[Extracted records]
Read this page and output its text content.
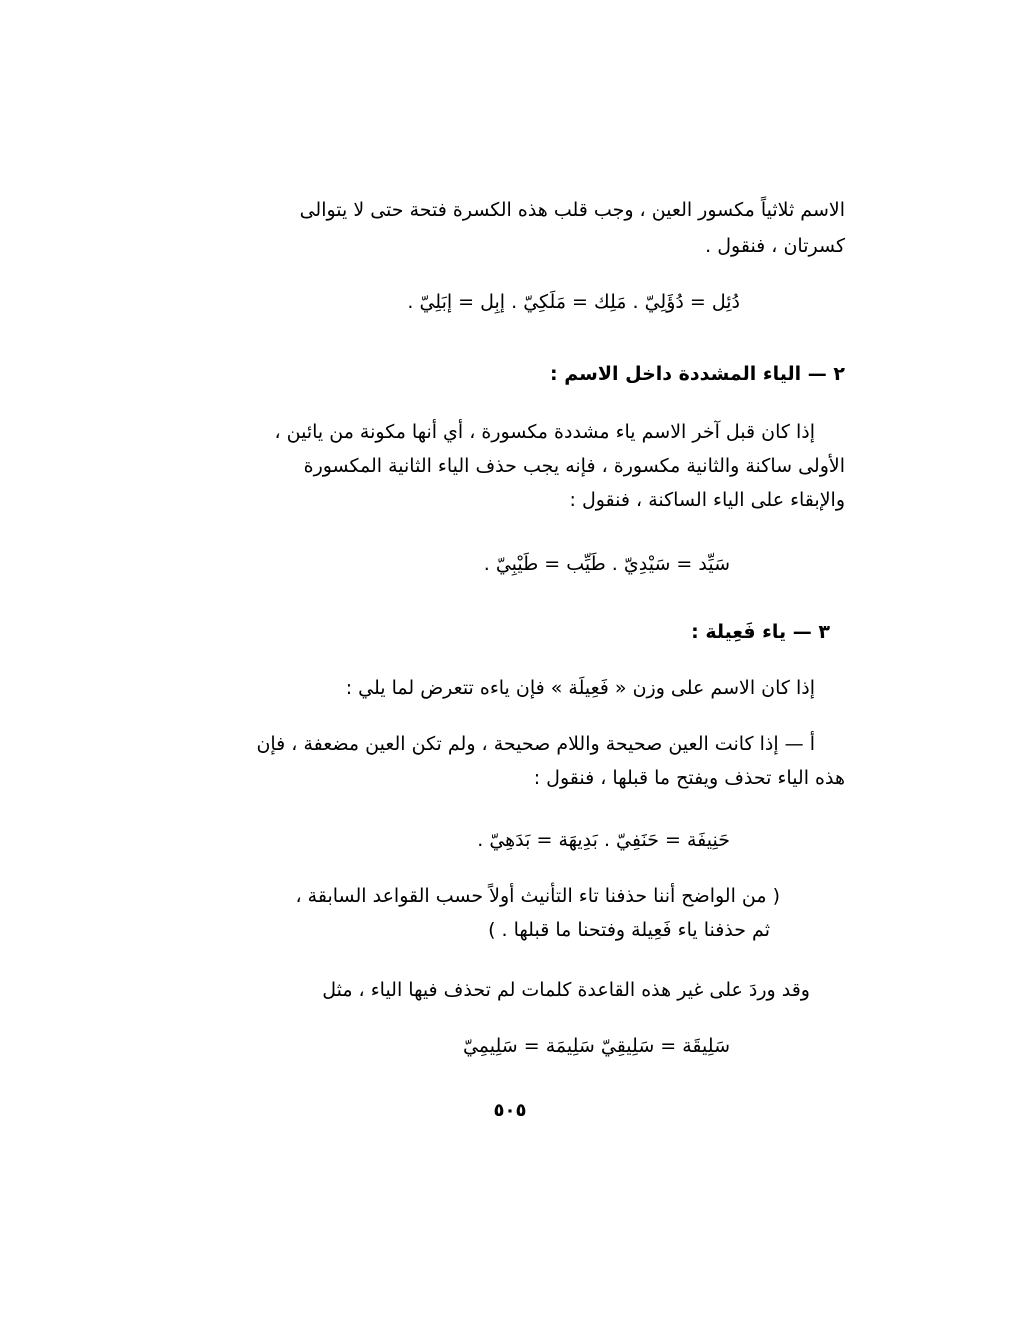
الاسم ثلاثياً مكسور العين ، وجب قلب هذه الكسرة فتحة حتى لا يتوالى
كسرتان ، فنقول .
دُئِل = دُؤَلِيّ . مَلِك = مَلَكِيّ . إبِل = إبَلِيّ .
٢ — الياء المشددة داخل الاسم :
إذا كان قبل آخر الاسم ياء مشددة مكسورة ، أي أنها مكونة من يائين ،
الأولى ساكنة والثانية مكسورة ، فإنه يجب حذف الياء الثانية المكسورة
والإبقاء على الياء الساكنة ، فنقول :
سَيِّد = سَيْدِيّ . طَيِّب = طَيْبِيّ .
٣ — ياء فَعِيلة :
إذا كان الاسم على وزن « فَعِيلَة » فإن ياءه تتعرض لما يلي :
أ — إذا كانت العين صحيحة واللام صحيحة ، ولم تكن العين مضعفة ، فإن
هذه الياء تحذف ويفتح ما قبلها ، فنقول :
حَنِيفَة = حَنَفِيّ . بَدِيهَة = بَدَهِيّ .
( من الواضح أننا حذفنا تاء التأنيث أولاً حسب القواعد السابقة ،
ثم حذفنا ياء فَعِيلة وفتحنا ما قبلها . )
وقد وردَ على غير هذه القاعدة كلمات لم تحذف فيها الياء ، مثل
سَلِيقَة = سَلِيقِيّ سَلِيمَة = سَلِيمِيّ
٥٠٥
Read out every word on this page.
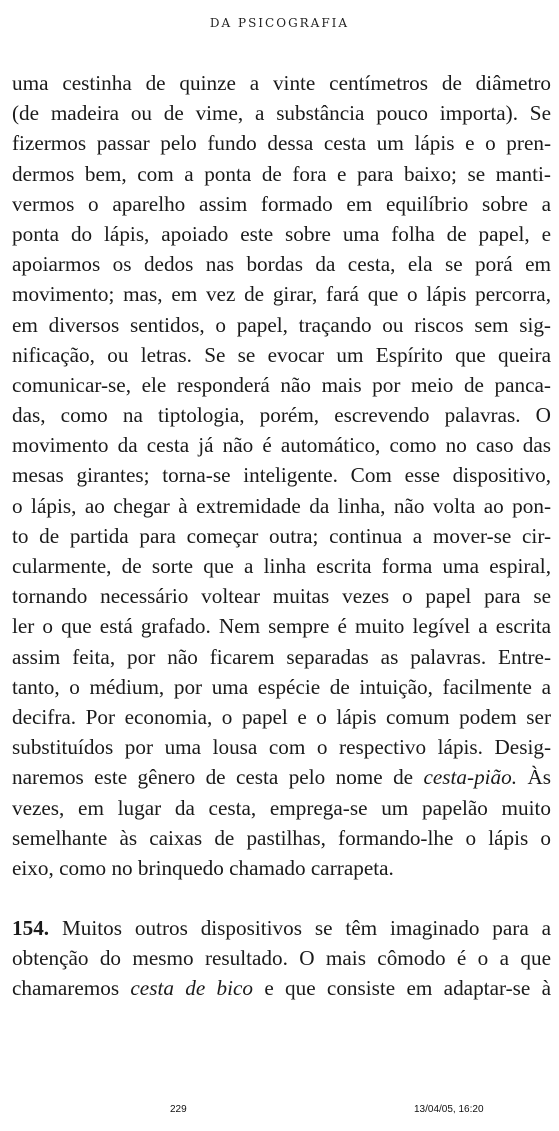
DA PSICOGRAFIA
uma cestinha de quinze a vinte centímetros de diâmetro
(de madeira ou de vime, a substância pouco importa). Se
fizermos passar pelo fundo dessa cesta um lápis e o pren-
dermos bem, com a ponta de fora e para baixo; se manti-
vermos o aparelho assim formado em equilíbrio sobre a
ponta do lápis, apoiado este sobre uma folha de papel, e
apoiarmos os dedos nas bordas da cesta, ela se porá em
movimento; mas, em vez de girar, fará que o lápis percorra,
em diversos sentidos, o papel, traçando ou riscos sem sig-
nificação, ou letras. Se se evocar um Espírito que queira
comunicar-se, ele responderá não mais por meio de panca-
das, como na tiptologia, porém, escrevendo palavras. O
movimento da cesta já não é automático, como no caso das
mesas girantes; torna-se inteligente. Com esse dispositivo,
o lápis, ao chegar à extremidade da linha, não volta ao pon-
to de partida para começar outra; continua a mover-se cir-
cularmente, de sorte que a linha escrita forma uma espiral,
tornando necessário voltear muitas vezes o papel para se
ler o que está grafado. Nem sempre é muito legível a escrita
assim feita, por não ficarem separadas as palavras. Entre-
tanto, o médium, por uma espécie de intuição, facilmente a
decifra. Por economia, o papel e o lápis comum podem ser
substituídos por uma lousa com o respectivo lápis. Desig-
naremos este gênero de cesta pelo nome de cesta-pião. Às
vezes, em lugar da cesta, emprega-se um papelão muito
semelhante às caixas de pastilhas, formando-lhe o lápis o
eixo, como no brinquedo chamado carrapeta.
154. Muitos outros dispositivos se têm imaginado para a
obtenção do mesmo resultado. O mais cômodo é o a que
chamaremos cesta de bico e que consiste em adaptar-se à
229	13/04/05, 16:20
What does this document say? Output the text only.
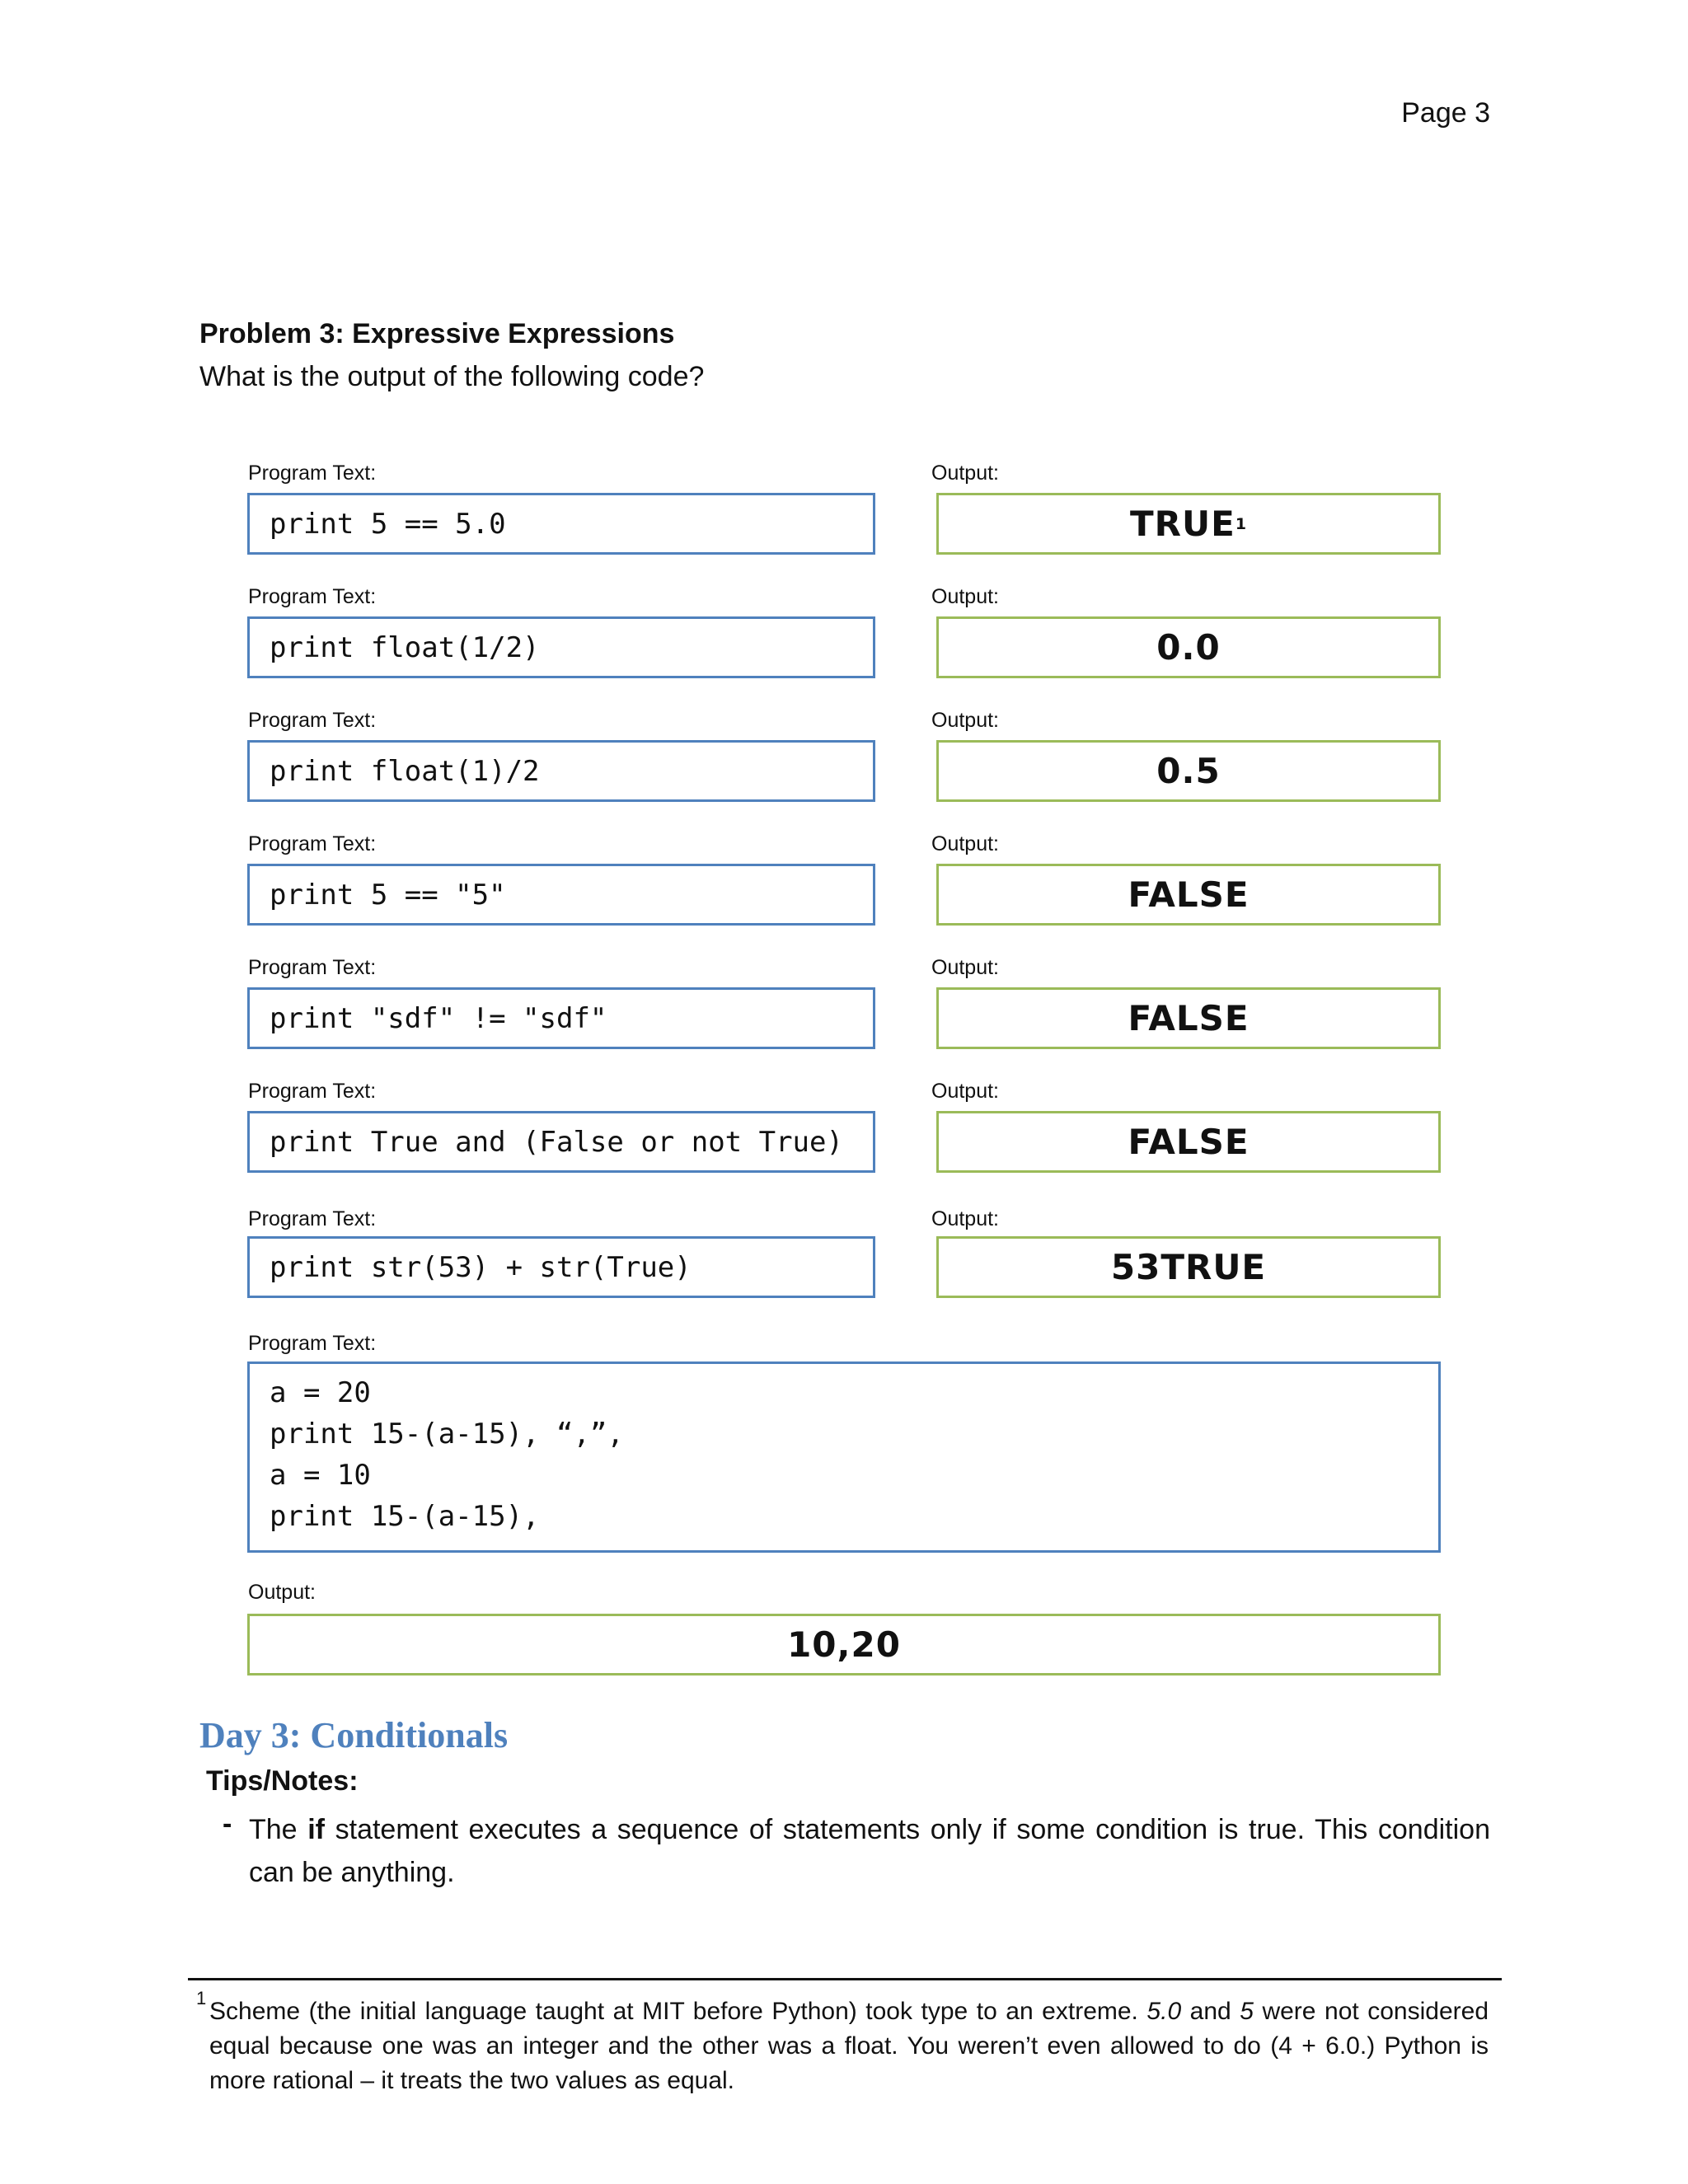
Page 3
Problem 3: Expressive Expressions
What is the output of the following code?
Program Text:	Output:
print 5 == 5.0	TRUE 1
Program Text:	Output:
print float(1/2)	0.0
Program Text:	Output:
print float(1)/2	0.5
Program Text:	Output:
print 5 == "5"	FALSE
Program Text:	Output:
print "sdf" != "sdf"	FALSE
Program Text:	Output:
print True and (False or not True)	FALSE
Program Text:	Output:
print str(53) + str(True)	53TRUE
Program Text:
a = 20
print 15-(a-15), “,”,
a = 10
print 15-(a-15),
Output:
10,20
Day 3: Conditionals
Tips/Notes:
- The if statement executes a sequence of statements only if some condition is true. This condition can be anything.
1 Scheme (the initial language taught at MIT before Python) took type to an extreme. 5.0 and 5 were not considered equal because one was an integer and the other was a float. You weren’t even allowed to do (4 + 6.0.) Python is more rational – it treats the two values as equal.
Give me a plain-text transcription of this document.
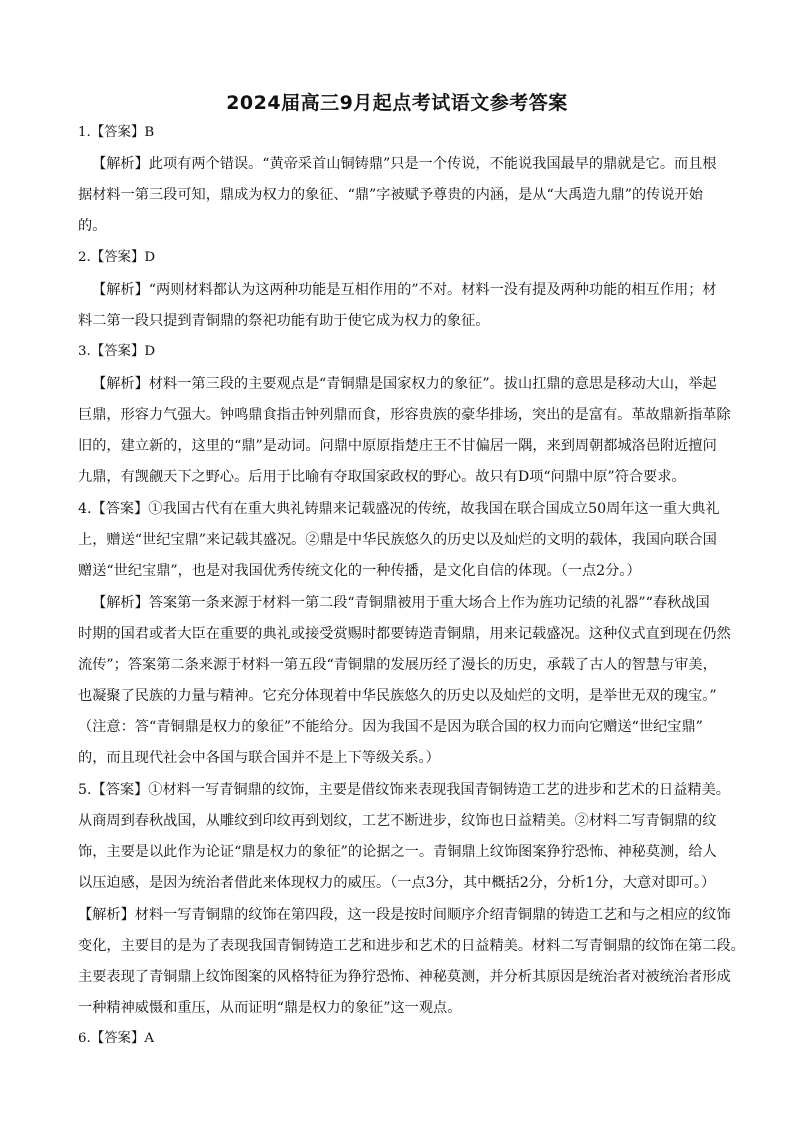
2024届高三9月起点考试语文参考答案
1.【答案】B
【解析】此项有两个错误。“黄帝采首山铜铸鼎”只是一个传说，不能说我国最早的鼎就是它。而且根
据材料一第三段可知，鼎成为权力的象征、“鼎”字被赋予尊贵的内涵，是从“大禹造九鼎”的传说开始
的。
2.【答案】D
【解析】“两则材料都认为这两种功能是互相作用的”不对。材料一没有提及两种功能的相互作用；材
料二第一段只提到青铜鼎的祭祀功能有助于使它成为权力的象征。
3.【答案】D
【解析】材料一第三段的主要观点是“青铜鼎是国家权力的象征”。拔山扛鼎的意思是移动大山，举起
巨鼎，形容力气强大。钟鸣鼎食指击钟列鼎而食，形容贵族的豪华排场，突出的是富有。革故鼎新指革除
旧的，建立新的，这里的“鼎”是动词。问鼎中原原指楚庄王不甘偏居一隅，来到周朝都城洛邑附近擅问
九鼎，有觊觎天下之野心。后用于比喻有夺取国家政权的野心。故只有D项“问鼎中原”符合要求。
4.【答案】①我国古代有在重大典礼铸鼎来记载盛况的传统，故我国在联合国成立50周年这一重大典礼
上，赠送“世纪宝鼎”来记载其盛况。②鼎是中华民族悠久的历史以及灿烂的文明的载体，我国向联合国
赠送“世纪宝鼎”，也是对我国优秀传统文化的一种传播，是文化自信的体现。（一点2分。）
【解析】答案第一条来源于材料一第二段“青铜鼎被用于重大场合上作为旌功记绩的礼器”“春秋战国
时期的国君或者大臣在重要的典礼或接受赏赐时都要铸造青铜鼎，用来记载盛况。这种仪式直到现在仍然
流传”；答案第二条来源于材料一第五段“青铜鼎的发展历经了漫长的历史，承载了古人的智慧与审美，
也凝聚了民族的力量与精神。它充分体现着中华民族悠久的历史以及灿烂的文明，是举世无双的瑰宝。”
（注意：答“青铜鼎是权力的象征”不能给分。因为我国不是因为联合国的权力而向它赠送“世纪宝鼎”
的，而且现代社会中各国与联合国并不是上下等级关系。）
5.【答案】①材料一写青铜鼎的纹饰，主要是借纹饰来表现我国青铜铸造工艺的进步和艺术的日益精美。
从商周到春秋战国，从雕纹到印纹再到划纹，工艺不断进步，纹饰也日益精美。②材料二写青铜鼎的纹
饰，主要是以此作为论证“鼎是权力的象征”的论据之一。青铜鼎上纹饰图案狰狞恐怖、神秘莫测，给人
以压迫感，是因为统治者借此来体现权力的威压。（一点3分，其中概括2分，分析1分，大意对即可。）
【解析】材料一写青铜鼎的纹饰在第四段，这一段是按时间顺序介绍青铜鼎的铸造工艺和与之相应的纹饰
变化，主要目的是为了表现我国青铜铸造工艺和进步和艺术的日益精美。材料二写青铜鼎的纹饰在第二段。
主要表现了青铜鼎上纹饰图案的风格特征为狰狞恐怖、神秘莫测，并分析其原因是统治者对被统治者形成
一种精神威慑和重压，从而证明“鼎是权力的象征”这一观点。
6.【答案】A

Prompt: Copy out every line that includes the word "ponta".

Exercise output:
dermos bem, com a ponta de fora e para baixo; se manti-
ponta do lápis, apoiado este sobre uma folha de papel, e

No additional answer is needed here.